#### [Problem to work on]
Each entry below is to be printed verbatim.

Supplied material start

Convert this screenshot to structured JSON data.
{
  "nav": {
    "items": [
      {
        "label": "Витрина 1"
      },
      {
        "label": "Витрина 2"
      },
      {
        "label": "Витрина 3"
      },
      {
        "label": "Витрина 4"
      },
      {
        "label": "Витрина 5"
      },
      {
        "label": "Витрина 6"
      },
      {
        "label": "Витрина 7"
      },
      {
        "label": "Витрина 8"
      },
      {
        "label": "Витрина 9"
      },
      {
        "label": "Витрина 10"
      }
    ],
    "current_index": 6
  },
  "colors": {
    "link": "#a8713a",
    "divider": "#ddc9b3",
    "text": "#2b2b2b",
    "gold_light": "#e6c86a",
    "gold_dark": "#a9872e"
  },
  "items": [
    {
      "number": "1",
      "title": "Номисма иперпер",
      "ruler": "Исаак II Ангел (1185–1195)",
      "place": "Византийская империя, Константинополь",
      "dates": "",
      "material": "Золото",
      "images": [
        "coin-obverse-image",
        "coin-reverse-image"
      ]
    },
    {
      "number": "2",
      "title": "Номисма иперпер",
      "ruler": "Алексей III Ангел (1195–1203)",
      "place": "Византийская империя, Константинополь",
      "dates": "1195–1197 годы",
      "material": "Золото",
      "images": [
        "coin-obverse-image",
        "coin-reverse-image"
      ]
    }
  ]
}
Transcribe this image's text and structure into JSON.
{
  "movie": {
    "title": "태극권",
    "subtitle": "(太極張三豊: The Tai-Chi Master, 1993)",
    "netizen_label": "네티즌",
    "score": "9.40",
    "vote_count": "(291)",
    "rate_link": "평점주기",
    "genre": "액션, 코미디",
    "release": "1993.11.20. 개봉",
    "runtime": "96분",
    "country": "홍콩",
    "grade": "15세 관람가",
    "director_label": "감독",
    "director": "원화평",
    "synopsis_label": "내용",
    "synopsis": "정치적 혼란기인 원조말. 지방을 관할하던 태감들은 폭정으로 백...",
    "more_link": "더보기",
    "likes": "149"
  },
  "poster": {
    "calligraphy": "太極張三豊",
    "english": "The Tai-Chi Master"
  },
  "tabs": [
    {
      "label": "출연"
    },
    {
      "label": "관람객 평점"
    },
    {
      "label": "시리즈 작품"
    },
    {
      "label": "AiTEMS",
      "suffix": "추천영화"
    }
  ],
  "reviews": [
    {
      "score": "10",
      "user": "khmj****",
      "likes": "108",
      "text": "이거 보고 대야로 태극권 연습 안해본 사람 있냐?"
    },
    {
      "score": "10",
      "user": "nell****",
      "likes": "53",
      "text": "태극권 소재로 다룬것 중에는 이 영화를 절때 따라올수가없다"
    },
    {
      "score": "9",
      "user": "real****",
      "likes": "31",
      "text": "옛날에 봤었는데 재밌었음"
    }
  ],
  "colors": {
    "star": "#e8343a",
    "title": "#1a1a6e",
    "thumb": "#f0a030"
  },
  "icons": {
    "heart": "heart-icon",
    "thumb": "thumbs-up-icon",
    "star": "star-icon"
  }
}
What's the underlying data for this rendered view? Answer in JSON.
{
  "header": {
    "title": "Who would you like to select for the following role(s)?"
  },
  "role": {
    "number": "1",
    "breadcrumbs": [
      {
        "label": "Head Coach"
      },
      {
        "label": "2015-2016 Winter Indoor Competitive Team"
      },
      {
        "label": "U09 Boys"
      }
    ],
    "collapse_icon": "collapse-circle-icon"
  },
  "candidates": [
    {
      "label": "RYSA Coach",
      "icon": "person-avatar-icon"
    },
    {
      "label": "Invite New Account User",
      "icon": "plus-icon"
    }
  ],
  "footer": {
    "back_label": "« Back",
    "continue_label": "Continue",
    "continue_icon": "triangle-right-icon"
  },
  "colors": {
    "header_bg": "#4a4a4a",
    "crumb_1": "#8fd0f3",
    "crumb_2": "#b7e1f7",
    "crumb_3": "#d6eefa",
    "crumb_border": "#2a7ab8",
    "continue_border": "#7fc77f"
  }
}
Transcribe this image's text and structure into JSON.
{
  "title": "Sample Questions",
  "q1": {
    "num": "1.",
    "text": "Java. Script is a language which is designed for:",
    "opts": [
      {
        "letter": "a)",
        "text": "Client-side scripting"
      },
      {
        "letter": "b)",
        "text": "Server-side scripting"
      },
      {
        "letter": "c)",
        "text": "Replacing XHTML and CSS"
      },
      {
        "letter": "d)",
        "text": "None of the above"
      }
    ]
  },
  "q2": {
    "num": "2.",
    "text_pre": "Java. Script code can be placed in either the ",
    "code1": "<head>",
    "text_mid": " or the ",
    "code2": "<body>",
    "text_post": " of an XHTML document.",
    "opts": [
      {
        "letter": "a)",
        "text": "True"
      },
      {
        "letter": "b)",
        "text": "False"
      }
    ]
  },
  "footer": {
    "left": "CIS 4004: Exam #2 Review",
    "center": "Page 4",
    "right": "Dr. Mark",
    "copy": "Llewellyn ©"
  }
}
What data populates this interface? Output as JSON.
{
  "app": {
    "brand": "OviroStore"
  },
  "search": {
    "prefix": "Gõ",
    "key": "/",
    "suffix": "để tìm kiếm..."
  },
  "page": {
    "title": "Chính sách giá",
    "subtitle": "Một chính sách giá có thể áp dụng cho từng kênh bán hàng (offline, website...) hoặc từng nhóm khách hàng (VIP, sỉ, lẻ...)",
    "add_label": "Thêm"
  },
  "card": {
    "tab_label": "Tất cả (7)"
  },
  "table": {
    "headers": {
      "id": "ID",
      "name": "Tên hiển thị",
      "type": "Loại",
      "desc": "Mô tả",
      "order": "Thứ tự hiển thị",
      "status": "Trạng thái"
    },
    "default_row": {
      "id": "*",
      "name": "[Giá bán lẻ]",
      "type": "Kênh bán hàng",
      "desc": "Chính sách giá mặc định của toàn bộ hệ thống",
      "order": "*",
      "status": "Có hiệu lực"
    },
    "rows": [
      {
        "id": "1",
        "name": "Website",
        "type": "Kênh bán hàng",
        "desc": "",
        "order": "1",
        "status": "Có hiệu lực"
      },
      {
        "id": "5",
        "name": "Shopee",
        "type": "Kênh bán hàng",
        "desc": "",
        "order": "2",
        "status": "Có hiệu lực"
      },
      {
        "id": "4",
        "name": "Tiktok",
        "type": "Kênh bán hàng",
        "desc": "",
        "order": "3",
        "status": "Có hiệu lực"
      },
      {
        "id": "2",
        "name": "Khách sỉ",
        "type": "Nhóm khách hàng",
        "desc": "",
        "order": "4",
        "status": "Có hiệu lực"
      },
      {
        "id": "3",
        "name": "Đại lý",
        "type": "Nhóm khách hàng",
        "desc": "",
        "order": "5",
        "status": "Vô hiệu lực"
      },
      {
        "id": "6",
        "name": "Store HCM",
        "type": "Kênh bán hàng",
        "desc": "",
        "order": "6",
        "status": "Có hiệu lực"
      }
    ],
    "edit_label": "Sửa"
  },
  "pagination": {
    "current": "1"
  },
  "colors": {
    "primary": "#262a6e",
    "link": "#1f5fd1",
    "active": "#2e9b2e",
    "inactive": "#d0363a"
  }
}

Supplied material end

#### [Answer]
Convert this screenshot to structured JSON data.
{
  "nav": {
    "items": [
      {
        "label": "Витрина 1"
      },
      {
        "label": "Витрина 2"
      },
      {
        "label": "Витрина 3"
      },
      {
        "label": "Витрина 4"
      },
      {
        "label": "Витрина 5"
      },
      {
        "label": "Витрина 6"
      },
      {
        "label": "Витрина 7"
      },
      {
        "label": "Витрина 8"
      },
      {
        "label": "Витрина 9"
      },
      {
        "label": "Витрина 10"
      }
    ],
    "current_index": 6
  },
  "colors": {
    "link": "#a8713a",
    "divider": "#ddc9b3",
    "text": "#2b2b2b",
    "gold_light": "#e6c86a",
    "gold_dark": "#a9872e"
  },
  "items": [
    {
      "number": "1",
      "title": "Номисма иперпер",
      "ruler": "Исаак II Ангел (1185–1195)",
      "place": "Византийская империя, Константинополь",
      "dates": "",
      "material": "Золото",
      "images": [
        "coin-obverse-image",
        "coin-reverse-image"
      ]
    },
    {
      "number": "2",
      "title": "Номисма иперпер",
      "ruler": "Алексей III Ангел (1195–1203)",
      "place": "Византийская империя, Константинополь",
      "dates": "1195–1197 годы",
      "material": "Золото",
      "images": [
        "coin-obverse-image",
        "coin-reverse-image"
      ]
    }
  ]
}
Transcribe this image's text and structure into JSON.
{
  "movie": {
    "title": "태극권",
    "subtitle": "(太極張三豊: The Tai-Chi Master, 1993)",
    "netizen_label": "네티즌",
    "score": "9.40",
    "vote_count": "(291)",
    "rate_link": "평점주기",
    "genre": "액션, 코미디",
    "release": "1993.11.20. 개봉",
    "runtime": "96분",
    "country": "홍콩",
    "grade": "15세 관람가",
    "director_label": "감독",
    "director": "원화평",
    "synopsis_label": "내용",
    "synopsis": "정치적 혼란기인 원조말. 지방을 관할하던 태감들은 폭정으로 백...",
    "more_link": "더보기",
    "likes": "149"
  },
  "poster": {
    "calligraphy": "太極張三豊",
    "english": "The Tai-Chi Master"
  },
  "tabs": [
    {
      "label": "출연"
    },
    {
      "label": "관람객 평점"
    },
    {
      "label": "시리즈 작품"
    },
    {
      "label": "AiTEMS",
      "suffix": "추천영화"
    }
  ],
  "reviews": [
    {
      "score": "10",
      "user": "khmj****",
      "likes": "108",
      "text": "이거 보고 대야로 태극권 연습 안해본 사람 있냐?"
    },
    {
      "score": "10",
      "user": "nell****",
      "likes": "53",
      "text": "태극권 소재로 다룬것 중에는 이 영화를 절때 따라올수가없다"
    },
    {
      "score": "9",
      "user": "real****",
      "likes": "31",
      "text": "옛날에 봤었는데 재밌었음"
    }
  ],
  "colors": {
    "star": "#e8343a",
    "title": "#1a1a6e",
    "thumb": "#f0a030"
  },
  "icons": {
    "heart": "heart-icon",
    "thumb": "thumbs-up-icon",
    "star": "star-icon"
  }
}
What's the underlying data for this rendered view? Answer in JSON.
{
  "header": {
    "title": "Who would you like to select for the following role(s)?"
  },
  "role": {
    "number": "1",
    "breadcrumbs": [
      {
        "label": "Head Coach"
      },
      {
        "label": "2015-2016 Winter Indoor Competitive Team"
      },
      {
        "label": "U09 Boys"
      }
    ],
    "collapse_icon": "collapse-circle-icon"
  },
  "candidates": [
    {
      "label": "RYSA Coach",
      "icon": "person-avatar-icon"
    },
    {
      "label": "Invite New Account User",
      "icon": "plus-icon"
    }
  ],
  "footer": {
    "back_label": "« Back",
    "continue_label": "Continue",
    "continue_icon": "triangle-right-icon"
  },
  "colors": {
    "header_bg": "#4a4a4a",
    "crumb_1": "#8fd0f3",
    "crumb_2": "#b7e1f7",
    "crumb_3": "#d6eefa",
    "crumb_border": "#2a7ab8",
    "continue_border": "#7fc77f"
  }
}
Transcribe this image's text and structure into JSON.
{
  "title": "Sample Questions",
  "q1": {
    "num": "1.",
    "text": "Java. Script is a language which is designed for:",
    "opts": [
      {
        "letter": "a)",
        "text": "Client-side scripting"
      },
      {
        "letter": "b)",
        "text": "Server-side scripting"
      },
      {
        "letter": "c)",
        "text": "Replacing XHTML and CSS"
      },
      {
        "letter": "d)",
        "text": "None of the above"
      }
    ]
  },
  "q2": {
    "num": "2.",
    "text_pre": "Java. Script code can be placed in either the ",
    "code1": "<head>",
    "text_mid": " or the ",
    "code2": "<body>",
    "text_post": " of an XHTML document.",
    "opts": [
      {
        "letter": "a)",
        "text": "True"
      },
      {
        "letter": "b)",
        "text": "False"
      }
    ]
  },
  "footer": {
    "left": "CIS 4004: Exam #2 Review",
    "center": "Page 4",
    "right": "Dr. Mark",
    "copy": "Llewellyn ©"
  }
}
What data populates this interface? Output as JSON.
{
  "app": {
    "brand": "OviroStore"
  },
  "search": {
    "prefix": "Gõ",
    "key": "/",
    "suffix": "để tìm kiếm..."
  },
  "page": {
    "title": "Chính sách giá",
    "subtitle": "Một chính sách giá có thể áp dụng cho từng kênh bán hàng (offline, website...) hoặc từng nhóm khách hàng (VIP, sỉ, lẻ...)",
    "add_label": "Thêm"
  },
  "card": {
    "tab_label": "Tất cả (7)"
  },
  "table": {
    "headers": {
      "id": "ID",
      "name": "Tên hiển thị",
      "type": "Loại",
      "desc": "Mô tả",
      "order": "Thứ tự hiển thị",
      "status": "Trạng thái"
    },
    "default_row": {
      "id": "*",
      "name": "[Giá bán lẻ]",
      "type": "Kênh bán hàng",
      "desc": "Chính sách giá mặc định của toàn bộ hệ thống",
      "order": "*",
      "status": "Có hiệu lực"
    },
    "rows": [
      {
        "id": "1",
        "name": "Website",
        "type": "Kênh bán hàng",
        "desc": "",
        "order": "1",
        "status": "Có hiệu lực"
      },
      {
        "id": "5",
        "name": "Shopee",
        "type": "Kênh bán hàng",
        "desc": "",
        "order": "2",
        "status": "Có hiệu lực"
      },
      {
        "id": "4",
        "name": "Tiktok",
        "type": "Kênh bán hàng",
        "desc": "",
        "order": "3",
        "status": "Có hiệu lực"
      },
      {
        "id": "2",
        "name": "Khách sỉ",
        "type": "Nhóm khách hàng",
        "desc": "",
        "order": "4",
        "status": "Có hiệu lực"
      },
      {
        "id": "3",
        "name": "Đại lý",
        "type": "Nhóm khách hàng",
        "desc": "",
        "order": "5",
        "status": "Vô hiệu lực"
      },
      {
        "id": "6",
        "name": "Store HCM",
        "type": "Kênh bán hàng",
        "desc": "",
        "order": "6",
        "status": "Có hiệu lực"
      }
    ],
    "edit_label": "Sửa"
  },
  "pagination": {
    "current": "1"
  },
  "colors": {
    "primary": "#262a6e",
    "link": "#1f5fd1",
    "active": "#2e9b2e",
    "inactive": "#d0363a"
  }
}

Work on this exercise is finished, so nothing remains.